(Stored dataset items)
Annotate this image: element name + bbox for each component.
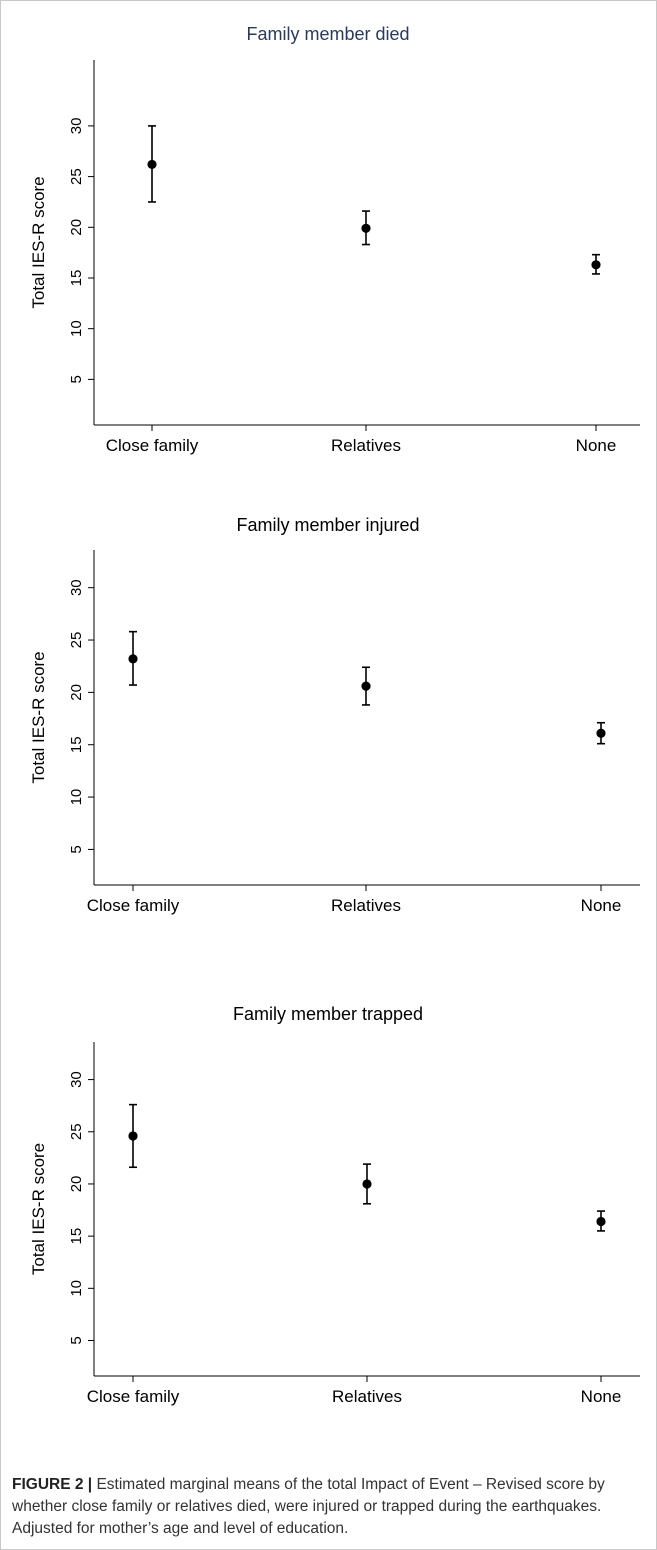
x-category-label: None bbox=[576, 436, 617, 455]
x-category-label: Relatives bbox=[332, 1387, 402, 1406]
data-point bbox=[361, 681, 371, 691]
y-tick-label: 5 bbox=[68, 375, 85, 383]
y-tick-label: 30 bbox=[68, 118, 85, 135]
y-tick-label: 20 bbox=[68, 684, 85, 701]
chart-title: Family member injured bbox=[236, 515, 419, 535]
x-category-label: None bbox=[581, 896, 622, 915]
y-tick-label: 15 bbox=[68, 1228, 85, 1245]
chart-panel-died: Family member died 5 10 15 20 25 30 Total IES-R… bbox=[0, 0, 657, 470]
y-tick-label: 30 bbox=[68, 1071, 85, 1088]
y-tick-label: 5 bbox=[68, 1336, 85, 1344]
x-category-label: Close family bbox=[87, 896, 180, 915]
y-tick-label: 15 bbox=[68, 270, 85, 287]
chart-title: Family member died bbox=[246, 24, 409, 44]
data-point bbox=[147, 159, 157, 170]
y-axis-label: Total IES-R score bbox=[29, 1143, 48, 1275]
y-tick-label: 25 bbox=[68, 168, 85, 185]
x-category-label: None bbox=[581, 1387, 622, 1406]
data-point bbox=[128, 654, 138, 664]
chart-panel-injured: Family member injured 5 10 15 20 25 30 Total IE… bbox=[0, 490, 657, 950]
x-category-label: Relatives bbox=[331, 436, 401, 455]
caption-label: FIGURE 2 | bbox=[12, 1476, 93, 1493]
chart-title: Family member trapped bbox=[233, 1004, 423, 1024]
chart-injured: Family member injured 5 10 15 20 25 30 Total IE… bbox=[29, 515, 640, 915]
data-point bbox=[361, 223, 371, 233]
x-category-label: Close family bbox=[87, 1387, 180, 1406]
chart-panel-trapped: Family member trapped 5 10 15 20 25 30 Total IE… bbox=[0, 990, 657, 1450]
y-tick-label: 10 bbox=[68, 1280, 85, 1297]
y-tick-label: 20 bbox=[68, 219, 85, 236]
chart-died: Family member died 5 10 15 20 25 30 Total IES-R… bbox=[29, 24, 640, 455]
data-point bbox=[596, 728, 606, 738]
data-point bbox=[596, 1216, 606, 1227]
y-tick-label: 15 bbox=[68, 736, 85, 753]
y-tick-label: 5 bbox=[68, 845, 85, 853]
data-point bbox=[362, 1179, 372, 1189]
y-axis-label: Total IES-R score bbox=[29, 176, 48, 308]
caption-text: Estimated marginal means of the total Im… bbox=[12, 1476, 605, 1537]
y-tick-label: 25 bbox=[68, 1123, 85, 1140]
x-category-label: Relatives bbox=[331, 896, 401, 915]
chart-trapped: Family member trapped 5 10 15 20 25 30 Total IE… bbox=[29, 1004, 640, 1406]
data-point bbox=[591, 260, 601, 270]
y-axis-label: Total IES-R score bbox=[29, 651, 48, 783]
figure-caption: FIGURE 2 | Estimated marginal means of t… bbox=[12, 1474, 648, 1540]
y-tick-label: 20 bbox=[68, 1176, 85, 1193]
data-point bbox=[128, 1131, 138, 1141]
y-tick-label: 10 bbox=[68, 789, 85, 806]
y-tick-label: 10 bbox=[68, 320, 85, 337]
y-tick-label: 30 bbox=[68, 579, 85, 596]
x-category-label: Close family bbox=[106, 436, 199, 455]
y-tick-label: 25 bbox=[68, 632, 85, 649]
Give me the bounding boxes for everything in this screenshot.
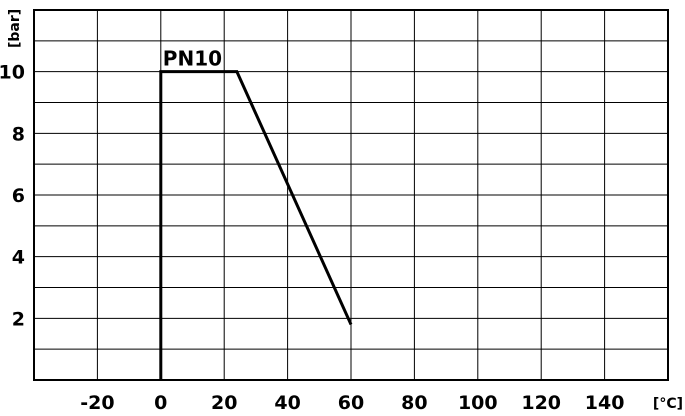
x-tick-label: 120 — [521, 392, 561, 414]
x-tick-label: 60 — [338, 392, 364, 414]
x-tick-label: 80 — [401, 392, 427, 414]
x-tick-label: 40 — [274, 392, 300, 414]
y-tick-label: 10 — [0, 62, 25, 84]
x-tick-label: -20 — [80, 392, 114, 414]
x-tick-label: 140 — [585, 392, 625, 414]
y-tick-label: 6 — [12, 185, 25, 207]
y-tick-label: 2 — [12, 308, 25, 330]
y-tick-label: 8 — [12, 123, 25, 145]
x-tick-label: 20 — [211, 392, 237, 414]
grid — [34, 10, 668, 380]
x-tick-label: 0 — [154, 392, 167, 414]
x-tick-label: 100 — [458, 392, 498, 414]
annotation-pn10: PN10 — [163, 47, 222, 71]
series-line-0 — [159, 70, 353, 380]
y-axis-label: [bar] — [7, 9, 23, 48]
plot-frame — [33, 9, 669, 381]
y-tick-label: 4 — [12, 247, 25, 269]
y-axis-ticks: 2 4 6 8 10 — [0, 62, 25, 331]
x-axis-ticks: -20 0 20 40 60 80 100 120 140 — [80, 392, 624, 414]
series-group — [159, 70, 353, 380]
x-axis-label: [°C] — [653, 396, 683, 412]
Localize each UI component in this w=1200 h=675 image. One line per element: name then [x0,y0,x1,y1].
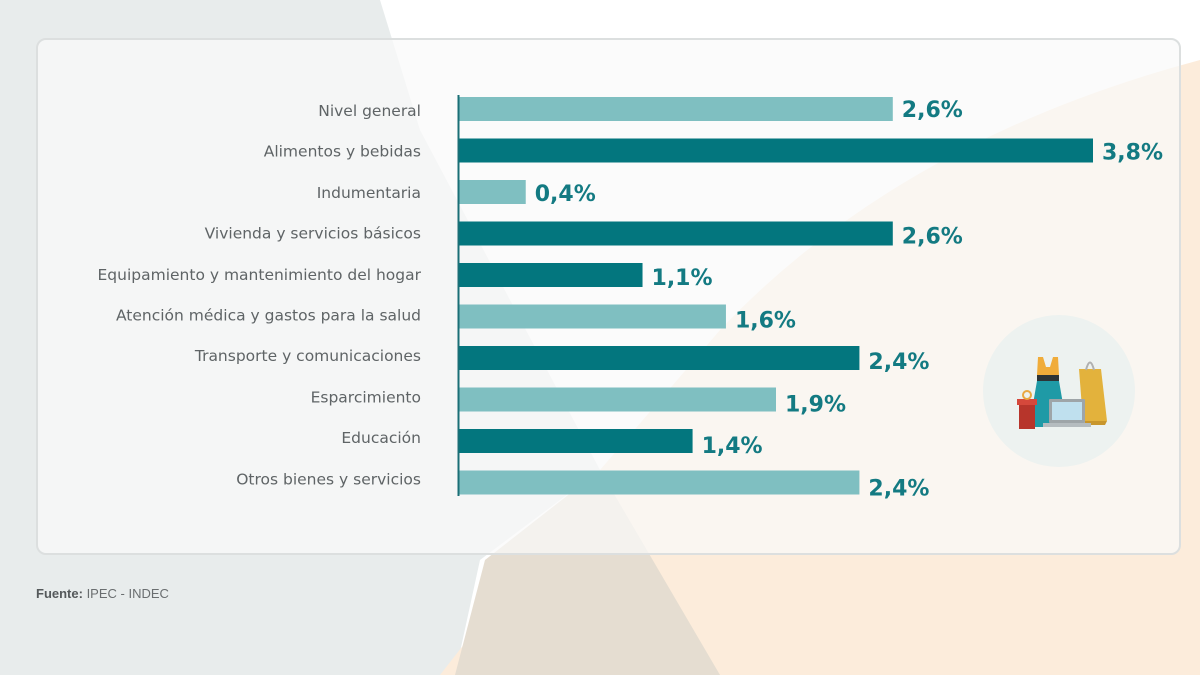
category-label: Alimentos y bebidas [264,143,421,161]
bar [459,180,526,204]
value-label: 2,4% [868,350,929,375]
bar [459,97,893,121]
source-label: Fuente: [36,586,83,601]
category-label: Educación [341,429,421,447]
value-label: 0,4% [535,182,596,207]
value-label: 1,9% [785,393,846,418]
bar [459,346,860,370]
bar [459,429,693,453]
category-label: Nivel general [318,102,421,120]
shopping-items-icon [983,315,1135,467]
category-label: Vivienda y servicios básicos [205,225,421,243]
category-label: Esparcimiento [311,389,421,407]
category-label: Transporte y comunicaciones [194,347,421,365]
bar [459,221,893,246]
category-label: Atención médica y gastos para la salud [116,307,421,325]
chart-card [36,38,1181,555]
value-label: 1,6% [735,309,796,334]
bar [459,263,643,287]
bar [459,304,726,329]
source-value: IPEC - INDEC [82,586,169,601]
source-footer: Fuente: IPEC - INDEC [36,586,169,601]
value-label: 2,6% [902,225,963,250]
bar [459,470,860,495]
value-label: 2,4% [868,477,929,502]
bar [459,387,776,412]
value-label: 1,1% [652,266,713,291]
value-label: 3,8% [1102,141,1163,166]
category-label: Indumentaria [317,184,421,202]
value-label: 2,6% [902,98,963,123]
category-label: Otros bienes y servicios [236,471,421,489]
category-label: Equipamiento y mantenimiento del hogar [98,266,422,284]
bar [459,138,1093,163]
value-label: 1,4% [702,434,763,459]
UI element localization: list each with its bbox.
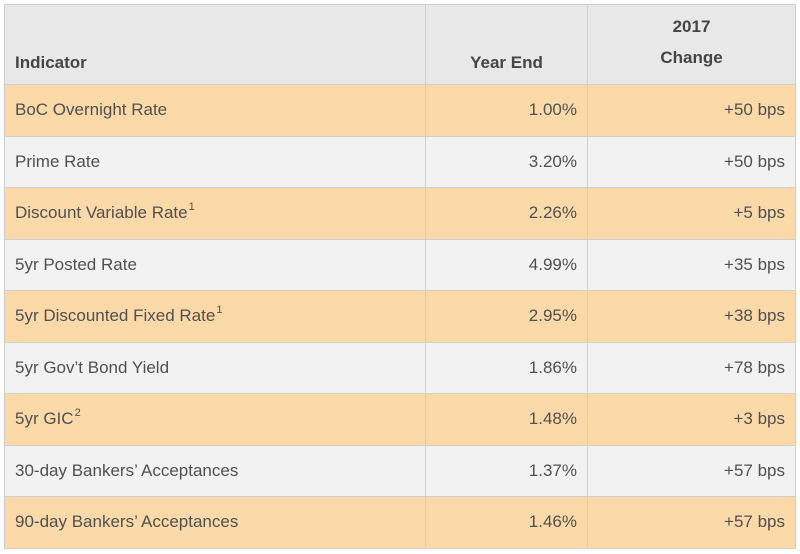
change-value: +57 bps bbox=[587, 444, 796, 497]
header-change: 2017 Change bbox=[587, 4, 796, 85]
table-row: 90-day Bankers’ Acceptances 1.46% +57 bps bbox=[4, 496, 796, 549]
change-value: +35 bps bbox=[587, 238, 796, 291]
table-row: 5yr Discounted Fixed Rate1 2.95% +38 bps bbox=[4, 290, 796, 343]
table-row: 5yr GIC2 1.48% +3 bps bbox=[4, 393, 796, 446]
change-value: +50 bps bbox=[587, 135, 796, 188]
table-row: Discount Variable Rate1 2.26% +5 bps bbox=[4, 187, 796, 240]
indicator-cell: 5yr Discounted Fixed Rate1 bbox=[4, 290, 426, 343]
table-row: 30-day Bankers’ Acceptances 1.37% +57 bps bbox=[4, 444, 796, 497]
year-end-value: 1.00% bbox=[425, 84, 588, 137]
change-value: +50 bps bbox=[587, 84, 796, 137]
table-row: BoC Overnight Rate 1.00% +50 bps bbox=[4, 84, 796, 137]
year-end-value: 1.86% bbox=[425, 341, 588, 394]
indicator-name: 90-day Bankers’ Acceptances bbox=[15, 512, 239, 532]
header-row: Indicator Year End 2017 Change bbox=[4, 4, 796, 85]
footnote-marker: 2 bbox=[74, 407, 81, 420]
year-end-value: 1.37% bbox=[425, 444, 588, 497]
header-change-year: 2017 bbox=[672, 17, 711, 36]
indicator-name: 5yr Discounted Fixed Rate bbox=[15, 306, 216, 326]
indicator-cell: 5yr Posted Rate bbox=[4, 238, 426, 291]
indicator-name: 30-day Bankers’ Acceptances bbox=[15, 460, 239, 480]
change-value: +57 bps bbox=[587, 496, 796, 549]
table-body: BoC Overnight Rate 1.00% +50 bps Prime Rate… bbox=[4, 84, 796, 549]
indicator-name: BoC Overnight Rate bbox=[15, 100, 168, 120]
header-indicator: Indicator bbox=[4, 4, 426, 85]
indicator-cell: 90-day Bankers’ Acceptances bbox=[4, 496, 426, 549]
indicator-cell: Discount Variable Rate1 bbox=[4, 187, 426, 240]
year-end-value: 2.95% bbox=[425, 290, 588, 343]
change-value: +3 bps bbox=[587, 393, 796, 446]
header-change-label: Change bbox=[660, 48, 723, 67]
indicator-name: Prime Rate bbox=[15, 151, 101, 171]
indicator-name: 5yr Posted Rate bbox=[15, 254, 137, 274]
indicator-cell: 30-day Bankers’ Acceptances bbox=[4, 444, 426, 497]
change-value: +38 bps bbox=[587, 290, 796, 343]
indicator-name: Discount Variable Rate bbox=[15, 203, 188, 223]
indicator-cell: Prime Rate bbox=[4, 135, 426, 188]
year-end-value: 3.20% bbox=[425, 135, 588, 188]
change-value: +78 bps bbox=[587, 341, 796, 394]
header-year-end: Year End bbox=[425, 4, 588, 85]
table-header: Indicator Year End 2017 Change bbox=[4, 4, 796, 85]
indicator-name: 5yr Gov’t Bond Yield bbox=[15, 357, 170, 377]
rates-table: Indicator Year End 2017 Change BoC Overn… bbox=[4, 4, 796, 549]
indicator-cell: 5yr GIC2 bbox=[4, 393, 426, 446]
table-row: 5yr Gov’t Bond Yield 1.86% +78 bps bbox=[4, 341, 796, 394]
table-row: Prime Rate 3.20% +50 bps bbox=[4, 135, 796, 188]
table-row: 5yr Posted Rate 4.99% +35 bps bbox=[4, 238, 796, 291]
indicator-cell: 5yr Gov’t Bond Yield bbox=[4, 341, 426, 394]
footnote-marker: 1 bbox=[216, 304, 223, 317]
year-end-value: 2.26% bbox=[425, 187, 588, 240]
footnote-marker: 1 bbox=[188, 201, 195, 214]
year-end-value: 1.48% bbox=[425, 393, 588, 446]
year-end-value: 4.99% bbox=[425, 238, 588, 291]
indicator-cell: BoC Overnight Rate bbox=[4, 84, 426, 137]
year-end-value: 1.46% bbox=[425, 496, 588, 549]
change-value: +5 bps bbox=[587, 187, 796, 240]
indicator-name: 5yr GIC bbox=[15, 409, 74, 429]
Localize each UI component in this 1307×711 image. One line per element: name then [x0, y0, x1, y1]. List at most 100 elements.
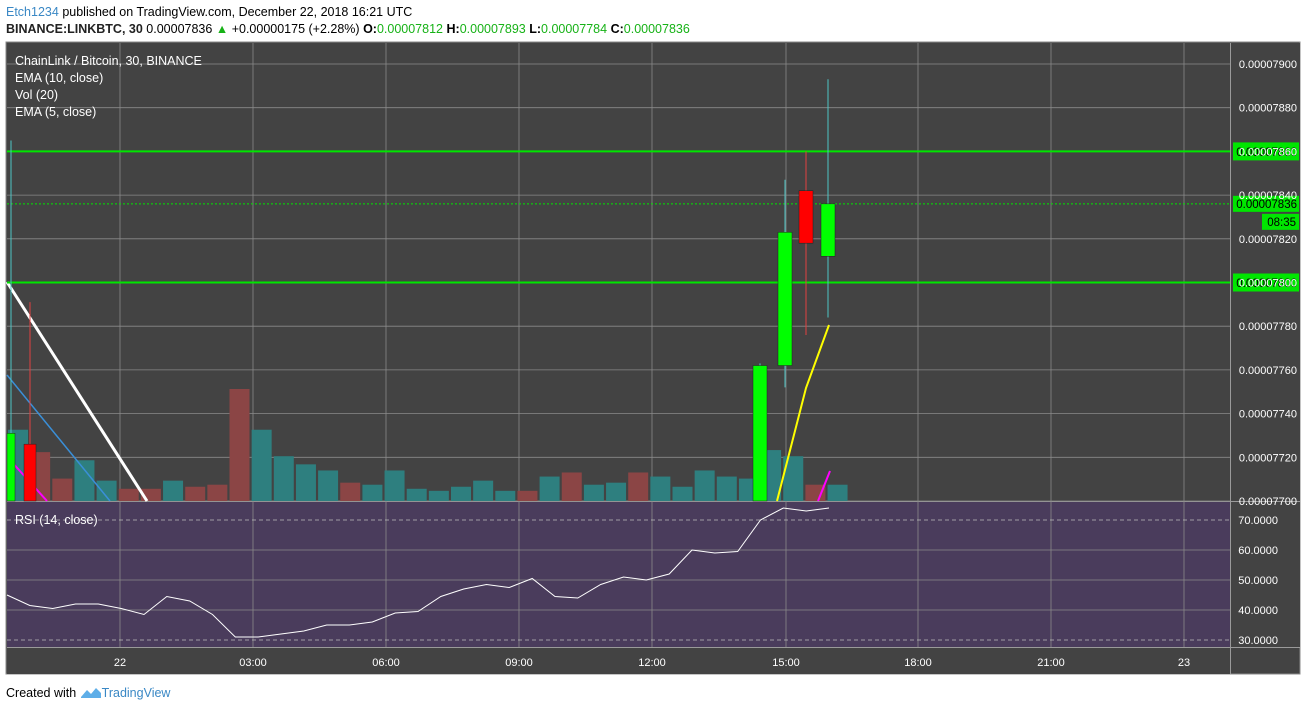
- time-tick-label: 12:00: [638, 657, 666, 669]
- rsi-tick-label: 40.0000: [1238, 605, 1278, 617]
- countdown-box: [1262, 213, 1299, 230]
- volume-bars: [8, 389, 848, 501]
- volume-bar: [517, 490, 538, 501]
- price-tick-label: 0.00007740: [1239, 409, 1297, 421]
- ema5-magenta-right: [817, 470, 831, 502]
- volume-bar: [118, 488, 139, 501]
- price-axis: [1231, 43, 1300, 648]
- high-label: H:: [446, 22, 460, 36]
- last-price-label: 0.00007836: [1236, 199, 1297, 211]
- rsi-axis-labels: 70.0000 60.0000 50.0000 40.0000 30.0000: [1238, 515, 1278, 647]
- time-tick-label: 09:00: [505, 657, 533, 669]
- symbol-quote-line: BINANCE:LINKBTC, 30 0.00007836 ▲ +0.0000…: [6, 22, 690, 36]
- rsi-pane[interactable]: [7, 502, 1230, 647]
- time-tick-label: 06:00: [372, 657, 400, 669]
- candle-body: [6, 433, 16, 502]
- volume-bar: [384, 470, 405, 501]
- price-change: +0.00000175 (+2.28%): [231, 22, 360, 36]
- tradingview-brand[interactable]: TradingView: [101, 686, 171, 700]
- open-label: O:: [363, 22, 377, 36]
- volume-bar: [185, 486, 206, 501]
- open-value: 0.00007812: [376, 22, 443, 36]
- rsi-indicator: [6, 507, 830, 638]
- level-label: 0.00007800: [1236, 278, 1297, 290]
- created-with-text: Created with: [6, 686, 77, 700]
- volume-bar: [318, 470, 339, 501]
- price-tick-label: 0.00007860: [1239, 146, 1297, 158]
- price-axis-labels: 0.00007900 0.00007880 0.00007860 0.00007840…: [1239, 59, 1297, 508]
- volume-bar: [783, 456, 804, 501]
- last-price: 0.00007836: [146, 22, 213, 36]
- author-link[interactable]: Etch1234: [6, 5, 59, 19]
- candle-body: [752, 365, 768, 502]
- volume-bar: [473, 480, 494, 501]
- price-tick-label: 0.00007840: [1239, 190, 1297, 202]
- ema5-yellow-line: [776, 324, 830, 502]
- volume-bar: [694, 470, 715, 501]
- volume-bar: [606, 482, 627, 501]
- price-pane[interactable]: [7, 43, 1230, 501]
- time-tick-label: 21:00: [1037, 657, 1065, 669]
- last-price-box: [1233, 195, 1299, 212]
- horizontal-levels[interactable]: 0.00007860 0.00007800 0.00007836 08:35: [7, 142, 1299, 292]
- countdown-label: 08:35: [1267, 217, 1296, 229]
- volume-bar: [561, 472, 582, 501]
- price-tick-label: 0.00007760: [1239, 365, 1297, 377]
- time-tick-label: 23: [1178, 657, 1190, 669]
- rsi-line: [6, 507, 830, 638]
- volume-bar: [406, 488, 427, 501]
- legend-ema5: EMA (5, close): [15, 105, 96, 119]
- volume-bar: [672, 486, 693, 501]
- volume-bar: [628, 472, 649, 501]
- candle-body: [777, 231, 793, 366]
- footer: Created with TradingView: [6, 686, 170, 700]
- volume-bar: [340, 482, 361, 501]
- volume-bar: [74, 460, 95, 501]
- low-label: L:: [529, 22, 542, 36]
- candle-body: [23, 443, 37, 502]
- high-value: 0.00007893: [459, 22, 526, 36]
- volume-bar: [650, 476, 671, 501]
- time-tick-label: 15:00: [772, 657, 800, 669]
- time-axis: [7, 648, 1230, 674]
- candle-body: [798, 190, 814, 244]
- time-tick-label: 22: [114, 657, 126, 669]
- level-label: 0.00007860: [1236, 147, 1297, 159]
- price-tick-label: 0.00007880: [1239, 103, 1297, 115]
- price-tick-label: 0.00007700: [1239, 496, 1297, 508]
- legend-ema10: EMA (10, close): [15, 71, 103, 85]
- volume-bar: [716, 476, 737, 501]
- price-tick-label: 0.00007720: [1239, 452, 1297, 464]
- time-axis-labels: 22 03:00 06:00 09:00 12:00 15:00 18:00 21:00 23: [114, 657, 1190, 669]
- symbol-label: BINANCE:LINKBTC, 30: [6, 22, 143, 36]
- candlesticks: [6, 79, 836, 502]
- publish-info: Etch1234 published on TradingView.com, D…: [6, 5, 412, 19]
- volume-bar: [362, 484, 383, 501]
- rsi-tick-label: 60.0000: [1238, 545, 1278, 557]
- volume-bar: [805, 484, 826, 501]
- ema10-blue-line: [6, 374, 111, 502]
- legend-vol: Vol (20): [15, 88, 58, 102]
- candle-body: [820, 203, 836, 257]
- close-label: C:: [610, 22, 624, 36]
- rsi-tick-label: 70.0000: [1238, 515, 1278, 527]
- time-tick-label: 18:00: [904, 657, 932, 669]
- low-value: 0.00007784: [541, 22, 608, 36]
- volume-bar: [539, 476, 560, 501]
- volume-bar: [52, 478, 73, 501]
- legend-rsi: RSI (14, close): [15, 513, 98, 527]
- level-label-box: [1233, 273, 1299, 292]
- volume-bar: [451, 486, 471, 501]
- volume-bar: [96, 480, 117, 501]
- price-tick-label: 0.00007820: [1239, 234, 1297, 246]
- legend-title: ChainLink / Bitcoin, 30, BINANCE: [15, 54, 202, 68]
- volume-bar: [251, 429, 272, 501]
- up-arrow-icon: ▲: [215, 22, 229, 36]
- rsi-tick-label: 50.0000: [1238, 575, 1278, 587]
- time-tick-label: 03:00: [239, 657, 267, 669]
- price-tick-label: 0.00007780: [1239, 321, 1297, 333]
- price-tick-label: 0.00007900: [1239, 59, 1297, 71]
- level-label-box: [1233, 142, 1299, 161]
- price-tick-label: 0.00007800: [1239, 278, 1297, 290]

## Task
Reproduce verbatim the lines of the listing beginning with the line containing "x-category-label: None bbox=[576, 436, 617, 455]" and continuing through the line containing "x-category-label: None bbox=[581, 896, 622, 915]", including both.

## Solution
x-category-label: None bbox=[576, 436, 617, 455]
x-category-label: Relatives bbox=[332, 1387, 402, 1406]
data-point bbox=[361, 681, 371, 691]
y-tick-label: 5 bbox=[68, 375, 85, 383]
y-tick-label: 30 bbox=[68, 118, 85, 135]
y-tick-label: 20 bbox=[68, 684, 85, 701]
chart-title: Family member injured bbox=[236, 515, 419, 535]
x-category-label: None bbox=[581, 896, 622, 915]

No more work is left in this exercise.